(Short exercise): Give only the count of lines containing "Thursday".

(Dataset entries):
※ ※ ※
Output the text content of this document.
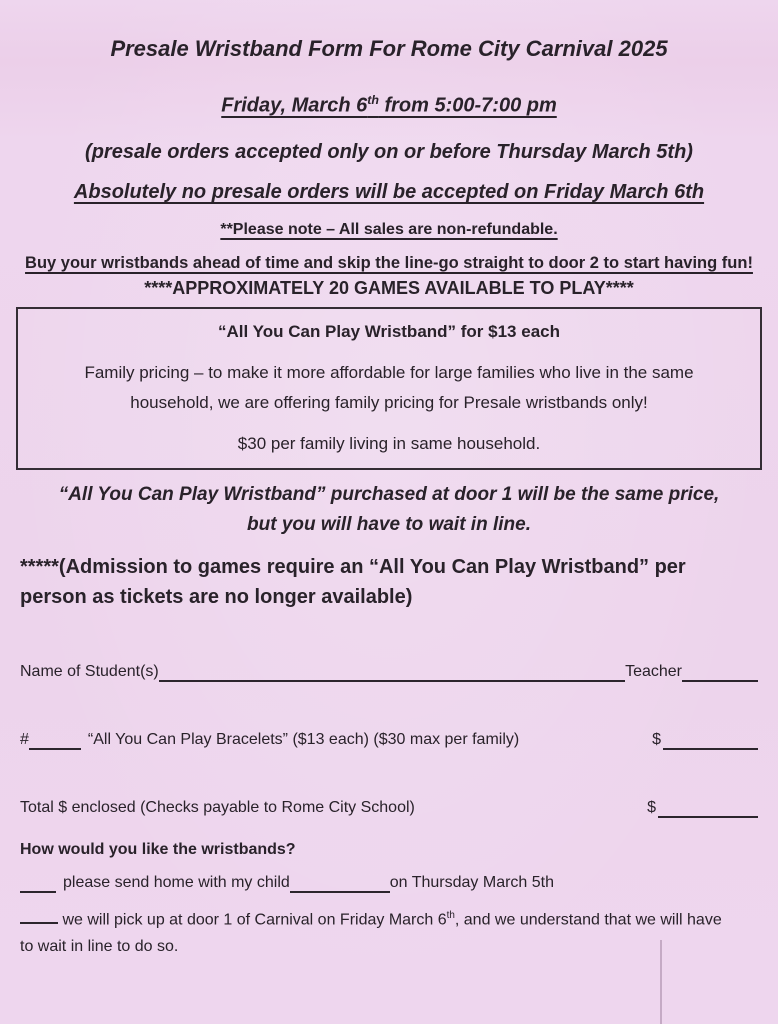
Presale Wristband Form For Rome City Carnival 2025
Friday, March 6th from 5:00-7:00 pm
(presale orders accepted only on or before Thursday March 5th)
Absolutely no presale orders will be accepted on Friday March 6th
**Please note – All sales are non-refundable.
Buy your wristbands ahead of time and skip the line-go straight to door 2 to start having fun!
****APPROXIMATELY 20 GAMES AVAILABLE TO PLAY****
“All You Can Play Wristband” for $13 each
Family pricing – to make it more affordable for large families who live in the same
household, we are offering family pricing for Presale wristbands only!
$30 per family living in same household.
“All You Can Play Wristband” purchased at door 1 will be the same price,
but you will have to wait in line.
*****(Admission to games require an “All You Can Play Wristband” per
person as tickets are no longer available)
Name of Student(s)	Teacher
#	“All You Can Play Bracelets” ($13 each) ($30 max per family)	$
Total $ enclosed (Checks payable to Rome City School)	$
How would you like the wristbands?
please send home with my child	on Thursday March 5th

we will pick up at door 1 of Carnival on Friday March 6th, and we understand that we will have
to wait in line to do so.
※ ※ ※
(Solution for this problem): 2